■ Short exercise ■
All of the records below should be output exactly.
## START Exercise data
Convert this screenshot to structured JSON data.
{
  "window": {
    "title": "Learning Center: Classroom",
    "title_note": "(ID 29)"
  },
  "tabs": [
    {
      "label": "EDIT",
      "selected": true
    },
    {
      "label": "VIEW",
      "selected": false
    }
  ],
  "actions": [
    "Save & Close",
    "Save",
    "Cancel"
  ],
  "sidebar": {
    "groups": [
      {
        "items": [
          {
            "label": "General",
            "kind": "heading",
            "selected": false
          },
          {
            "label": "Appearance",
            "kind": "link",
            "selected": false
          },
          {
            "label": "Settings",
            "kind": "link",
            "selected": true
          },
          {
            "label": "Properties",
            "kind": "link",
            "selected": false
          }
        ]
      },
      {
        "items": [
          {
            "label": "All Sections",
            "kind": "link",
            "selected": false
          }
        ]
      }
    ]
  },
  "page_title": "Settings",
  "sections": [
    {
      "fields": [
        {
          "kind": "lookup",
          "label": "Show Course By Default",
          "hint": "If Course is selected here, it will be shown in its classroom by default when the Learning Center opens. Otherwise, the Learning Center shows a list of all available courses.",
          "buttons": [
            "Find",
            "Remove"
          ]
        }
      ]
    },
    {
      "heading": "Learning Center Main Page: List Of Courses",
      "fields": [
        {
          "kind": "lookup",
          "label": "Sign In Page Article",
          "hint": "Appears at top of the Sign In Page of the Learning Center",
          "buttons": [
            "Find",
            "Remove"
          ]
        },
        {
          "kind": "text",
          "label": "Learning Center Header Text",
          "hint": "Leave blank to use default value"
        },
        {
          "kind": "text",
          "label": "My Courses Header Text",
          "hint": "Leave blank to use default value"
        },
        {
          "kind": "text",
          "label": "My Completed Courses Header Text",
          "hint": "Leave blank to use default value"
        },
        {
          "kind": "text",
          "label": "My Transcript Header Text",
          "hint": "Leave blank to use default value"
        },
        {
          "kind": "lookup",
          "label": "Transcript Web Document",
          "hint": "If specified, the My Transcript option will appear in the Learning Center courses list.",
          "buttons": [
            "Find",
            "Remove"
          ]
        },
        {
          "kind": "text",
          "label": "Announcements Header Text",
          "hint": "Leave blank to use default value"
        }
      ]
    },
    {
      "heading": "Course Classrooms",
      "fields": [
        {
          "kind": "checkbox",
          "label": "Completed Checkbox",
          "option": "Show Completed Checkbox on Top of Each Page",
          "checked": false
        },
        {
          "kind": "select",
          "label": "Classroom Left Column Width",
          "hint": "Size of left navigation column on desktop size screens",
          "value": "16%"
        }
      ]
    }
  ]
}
## END Exercise data
■ Reply to the exercise ■
Convert this screenshot to structured JSON data.
{
  "window": {
    "title": "Learning Center: Classroom",
    "title_note": "(ID 29)"
  },
  "tabs": [
    {
      "label": "EDIT",
      "selected": true
    },
    {
      "label": "VIEW",
      "selected": false
    }
  ],
  "actions": [
    "Save & Close",
    "Save",
    "Cancel"
  ],
  "sidebar": {
    "groups": [
      {
        "items": [
          {
            "label": "General",
            "kind": "heading",
            "selected": false
          },
          {
            "label": "Appearance",
            "kind": "link",
            "selected": false
          },
          {
            "label": "Settings",
            "kind": "link",
            "selected": true
          },
          {
            "label": "Properties",
            "kind": "link",
            "selected": false
          }
        ]
      },
      {
        "items": [
          {
            "label": "All Sections",
            "kind": "link",
            "selected": false
          }
        ]
      }
    ]
  },
  "page_title": "Settings",
  "sections": [
    {
      "fields": [
        {
          "kind": "lookup",
          "label": "Show Course By Default",
          "hint": "If Course is selected here, it will be shown in its classroom by default when the Learning Center opens. Otherwise, the Learning Center shows a list of all available courses.",
          "buttons": [
            "Find",
            "Remove"
          ]
        }
      ]
    },
    {
      "heading": "Learning Center Main Page: List Of Courses",
      "fields": [
        {
          "kind": "lookup",
          "label": "Sign In Page Article",
          "hint": "Appears at top of the Sign In Page of the Learning Center",
          "buttons": [
            "Find",
            "Remove"
          ]
        },
        {
          "kind": "text",
          "label": "Learning Center Header Text",
          "hint": "Leave blank to use default value"
        },
        {
          "kind": "text",
          "label": "My Courses Header Text",
          "hint": "Leave blank to use default value"
        },
        {
          "kind": "text",
          "label": "My Completed Courses Header Text",
          "hint": "Leave blank to use default value"
        },
        {
          "kind": "text",
          "label": "My Transcript Header Text",
          "hint": "Leave blank to use default value"
        },
        {
          "kind": "lookup",
          "label": "Transcript Web Document",
          "hint": "If specified, the My Transcript option will appear in the Learning Center courses list.",
          "buttons": [
            "Find",
            "Remove"
          ]
        },
        {
          "kind": "text",
          "label": "Announcements Header Text",
          "hint": "Leave blank to use default value"
        }
      ]
    },
    {
      "heading": "Course Classrooms",
      "fields": [
        {
          "kind": "checkbox",
          "label": "Completed Checkbox",
          "option": "Show Completed Checkbox on Top of Each Page",
          "checked": false
        },
        {
          "kind": "select",
          "label": "Classroom Left Column Width",
          "hint": "Size of left navigation column on desktop size screens",
          "value": "16%"
        }
      ]
    }
  ]
}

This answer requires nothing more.